> [Task prompt]: Output all the data exactly. Pictures do not belong in the copy.

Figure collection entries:
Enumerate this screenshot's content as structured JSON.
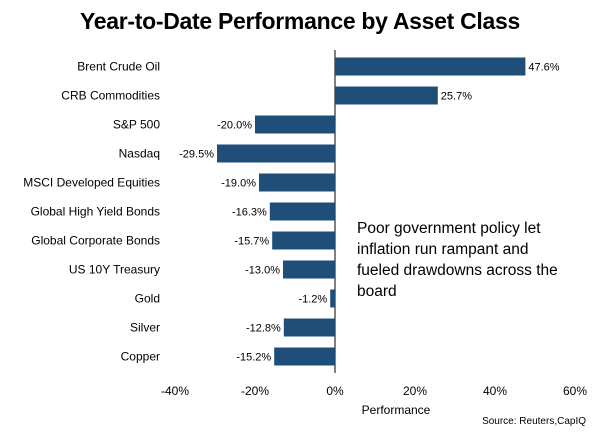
{
  "chart_data": {
    "type": "bar",
    "orientation": "horizontal",
    "title": "Year-to-Date Performance by Asset Class",
    "xlabel": "Performance",
    "ylabel": "",
    "xlim": [
      -40,
      60
    ],
    "xticks": [
      "-40%",
      "-20%",
      "0%",
      "20%",
      "40%",
      "60%"
    ],
    "grid": false,
    "bar_color": "#1f4e79",
    "categories": [
      "Brent Crude Oil",
      "CRB Commodities",
      "S&P 500",
      "Nasdaq",
      "MSCI Developed Equities",
      "Global High Yield Bonds",
      "Global Corporate Bonds",
      "US 10Y Treasury",
      "Gold",
      "Silver",
      "Copper"
    ],
    "values": [
      47.6,
      25.7,
      -20.0,
      -29.5,
      -19.0,
      -16.3,
      -15.7,
      -13.0,
      -1.2,
      -12.8,
      -15.2
    ],
    "data_labels": [
      "47.6%",
      "25.7%",
      "-20.0%",
      "-29.5%",
      "-19.0%",
      "-16.3%",
      "-15.7%",
      "-13.0%",
      "-1.2%",
      "-12.8%",
      "-15.2%"
    ],
    "annotation": "Poor government policy let inflation run rampant and fueled drawdowns across the board",
    "source": "Source: Reuters,CapIQ"
  }
}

> [Full output]:
Enumerate this screenshot's content as structured JSON.
{
  "chart_data": {
    "type": "bar",
    "orientation": "horizontal",
    "title": "Year-to-Date Performance by Asset Class",
    "xlabel": "Performance",
    "ylabel": "",
    "xlim": [
      -40,
      60
    ],
    "xticks": [
      "-40%",
      "-20%",
      "0%",
      "20%",
      "40%",
      "60%"
    ],
    "grid": false,
    "bar_color": "#1f4e79",
    "categories": [
      "Brent Crude Oil",
      "CRB Commodities",
      "S&P 500",
      "Nasdaq",
      "MSCI Developed Equities",
      "Global High Yield Bonds",
      "Global Corporate Bonds",
      "US 10Y Treasury",
      "Gold",
      "Silver",
      "Copper"
    ],
    "values": [
      47.6,
      25.7,
      -20.0,
      -29.5,
      -19.0,
      -16.3,
      -15.7,
      -13.0,
      -1.2,
      -12.8,
      -15.2
    ],
    "data_labels": [
      "47.6%",
      "25.7%",
      "-20.0%",
      "-29.5%",
      "-19.0%",
      "-16.3%",
      "-15.7%",
      "-13.0%",
      "-1.2%",
      "-12.8%",
      "-15.2%"
    ],
    "annotation": "Poor government policy let inflation run rampant and fueled drawdowns across the board",
    "source": "Source: Reuters,CapIQ"
  }
}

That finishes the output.